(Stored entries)

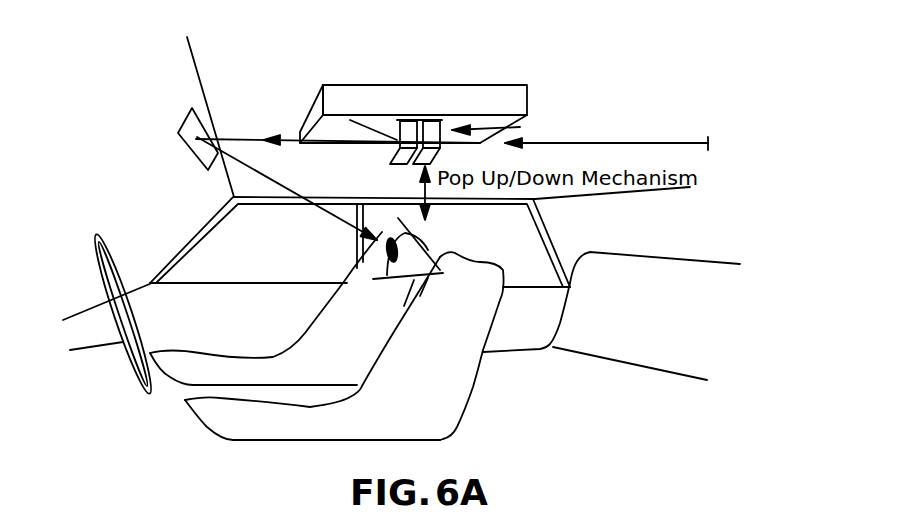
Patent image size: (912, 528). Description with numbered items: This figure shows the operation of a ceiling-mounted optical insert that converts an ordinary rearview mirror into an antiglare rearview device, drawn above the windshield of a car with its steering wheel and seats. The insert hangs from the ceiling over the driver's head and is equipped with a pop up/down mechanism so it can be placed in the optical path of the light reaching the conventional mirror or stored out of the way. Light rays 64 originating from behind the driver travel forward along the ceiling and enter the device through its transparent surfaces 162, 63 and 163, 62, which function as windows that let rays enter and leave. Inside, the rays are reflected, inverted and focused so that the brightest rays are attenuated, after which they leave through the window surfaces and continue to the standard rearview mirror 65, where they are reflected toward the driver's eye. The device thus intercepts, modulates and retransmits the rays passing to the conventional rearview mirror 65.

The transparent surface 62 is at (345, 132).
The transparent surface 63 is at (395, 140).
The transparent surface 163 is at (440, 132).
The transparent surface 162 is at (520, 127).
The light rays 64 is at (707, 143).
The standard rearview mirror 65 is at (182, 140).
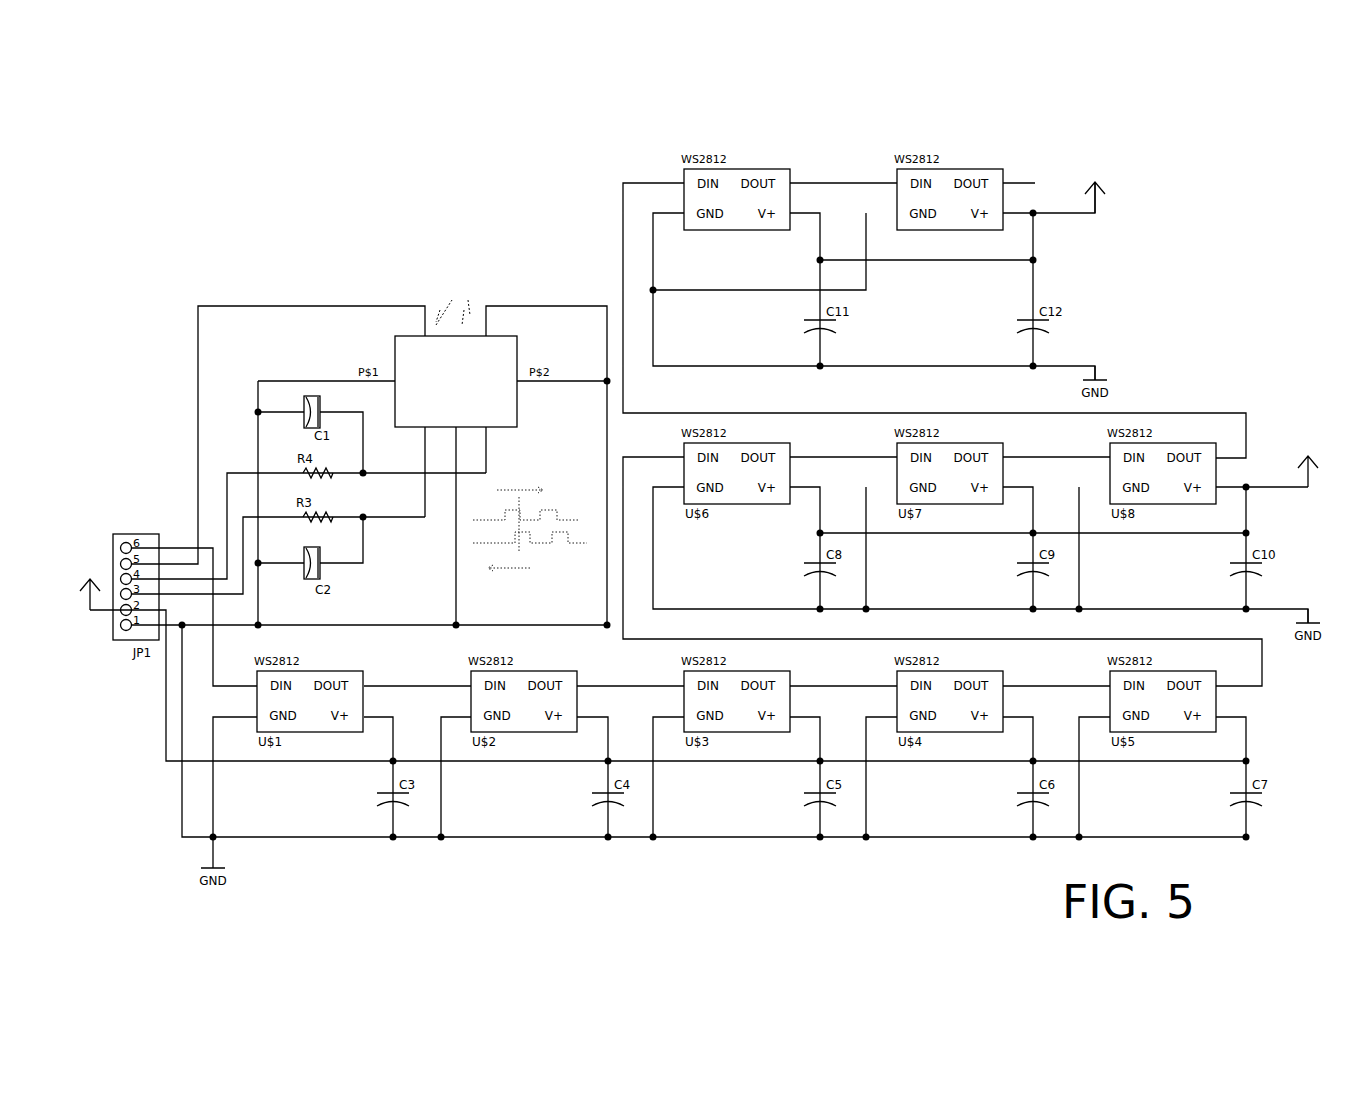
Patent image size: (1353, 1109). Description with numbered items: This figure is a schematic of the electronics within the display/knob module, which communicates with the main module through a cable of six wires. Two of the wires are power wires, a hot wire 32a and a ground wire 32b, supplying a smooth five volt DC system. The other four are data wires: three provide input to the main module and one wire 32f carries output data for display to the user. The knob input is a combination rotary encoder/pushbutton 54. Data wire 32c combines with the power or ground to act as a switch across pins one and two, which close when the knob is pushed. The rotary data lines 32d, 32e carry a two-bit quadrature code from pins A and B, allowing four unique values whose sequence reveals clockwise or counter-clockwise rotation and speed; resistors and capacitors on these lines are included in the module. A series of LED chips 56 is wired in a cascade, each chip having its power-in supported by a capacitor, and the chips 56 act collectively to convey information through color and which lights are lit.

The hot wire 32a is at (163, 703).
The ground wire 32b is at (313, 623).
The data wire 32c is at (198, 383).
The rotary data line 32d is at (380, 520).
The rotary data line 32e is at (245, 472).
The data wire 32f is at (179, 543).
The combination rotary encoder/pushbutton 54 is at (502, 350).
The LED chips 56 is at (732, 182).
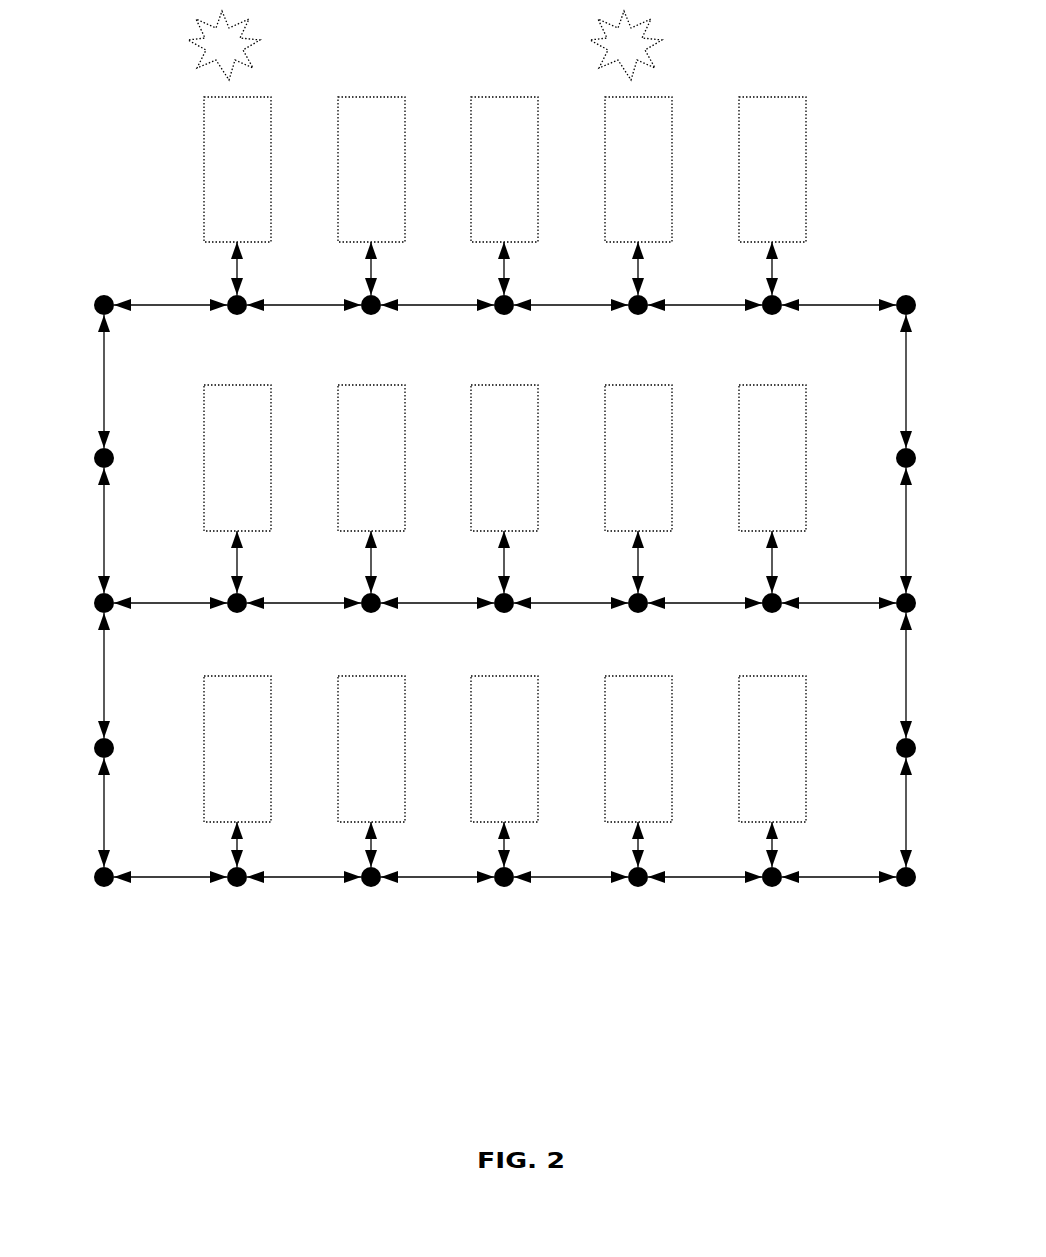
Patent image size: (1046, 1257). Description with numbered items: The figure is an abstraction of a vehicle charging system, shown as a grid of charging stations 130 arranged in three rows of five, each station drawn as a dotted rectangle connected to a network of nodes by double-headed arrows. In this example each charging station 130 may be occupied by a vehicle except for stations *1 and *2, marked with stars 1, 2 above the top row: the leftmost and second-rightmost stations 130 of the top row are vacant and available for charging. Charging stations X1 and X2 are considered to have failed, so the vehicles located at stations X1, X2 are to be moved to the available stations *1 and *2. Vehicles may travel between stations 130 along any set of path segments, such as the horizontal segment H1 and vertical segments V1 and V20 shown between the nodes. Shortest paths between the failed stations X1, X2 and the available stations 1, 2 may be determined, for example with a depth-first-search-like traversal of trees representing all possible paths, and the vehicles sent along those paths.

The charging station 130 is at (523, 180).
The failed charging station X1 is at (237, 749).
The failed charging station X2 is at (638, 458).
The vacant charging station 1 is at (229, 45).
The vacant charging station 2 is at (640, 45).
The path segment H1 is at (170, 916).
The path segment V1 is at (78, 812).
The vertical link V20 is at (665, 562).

**Work to do**
Copy every line of the drawing component listings above word for word, leaving the pictures out of your answer.

**Answer for this exercise**
Patent image size: (912, 528). Description with numbered items: This figure shows the operation of a ceiling-mounted optical insert that converts an ordinary rearview mirror into an antiglare rearview device, drawn above the windshield of a car with its steering wheel and seats. The insert hangs from the ceiling over the driver's head and is equipped with a pop up/down mechanism so it can be placed in the optical path of the light reaching the conventional mirror or stored out of the way. Light rays 64 originating from behind the driver travel forward along the ceiling and enter the device through its transparent surfaces 162, 63 and 163, 62, which function as windows that let rays enter and leave. Inside, the rays are reflected, inverted and focused so that the brightest rays are attenuated, after which they leave through the window surfaces and continue to the standard rearview mirror 65, where they are reflected toward the driver's eye. The device thus intercepts, modulates and retransmits the rays passing to the conventional rearview mirror 65.

The transparent surface 62 is at (345, 132).
The transparent surface 63 is at (395, 140).
The transparent surface 163 is at (440, 132).
The transparent surface 162 is at (520, 127).
The light rays 64 is at (707, 143).
The standard rearview mirror 65 is at (182, 140).
Patent image size: (1353, 1109). Description with numbered items: This figure is a schematic of the electronics within the display/knob module, which communicates with the main module through a cable of six wires. Two of the wires are power wires, a hot wire 32a and a ground wire 32b, supplying a smooth five volt DC system. The other four are data wires: three provide input to the main module and one wire 32f carries output data for display to the user. The knob input is a combination rotary encoder/pushbutton 54. Data wire 32c combines with the power or ground to act as a switch across pins one and two, which close when the knob is pushed. The rotary data lines 32d, 32e carry a two-bit quadrature code from pins A and B, allowing four unique values whose sequence reveals clockwise or counter-clockwise rotation and speed; resistors and capacitors on these lines are included in the module. A series of LED chips 56 is wired in a cascade, each chip having its power-in supported by a capacitor, and the chips 56 act collectively to convey information through color and which lights are lit.

The hot wire 32a is at (163, 703).
The ground wire 32b is at (313, 623).
The data wire 32c is at (198, 383).
The rotary data line 32d is at (380, 520).
The rotary data line 32e is at (245, 472).
The data wire 32f is at (179, 543).
The combination rotary encoder/pushbutton 54 is at (502, 350).
The LED chips 56 is at (732, 182).
Patent image size: (1046, 1257). Description with numbered items: The figure is an abstraction of a vehicle charging system, shown as a grid of charging stations 130 arranged in three rows of five, each station drawn as a dotted rectangle connected to a network of nodes by double-headed arrows. In this example each charging station 130 may be occupied by a vehicle except for stations *1 and *2, marked with stars 1, 2 above the top row: the leftmost and second-rightmost stations 130 of the top row are vacant and available for charging. Charging stations X1 and X2 are considered to have failed, so the vehicles located at stations X1, X2 are to be moved to the available stations *1 and *2. Vehicles may travel between stations 130 along any set of path segments, such as the horizontal segment H1 and vertical segments V1 and V20 shown between the nodes. Shortest paths between the failed stations X1, X2 and the available stations 1, 2 may be determined, for example with a depth-first-search-like traversal of trees representing all possible paths, and the vehicles sent along those paths.

The charging station 130 is at (523, 180).
The failed charging station X1 is at (237, 749).
The failed charging station X2 is at (638, 458).
The vacant charging station 1 is at (229, 45).
The vacant charging station 2 is at (640, 45).
The path segment H1 is at (170, 916).
The path segment V1 is at (78, 812).
The vertical link V20 is at (665, 562).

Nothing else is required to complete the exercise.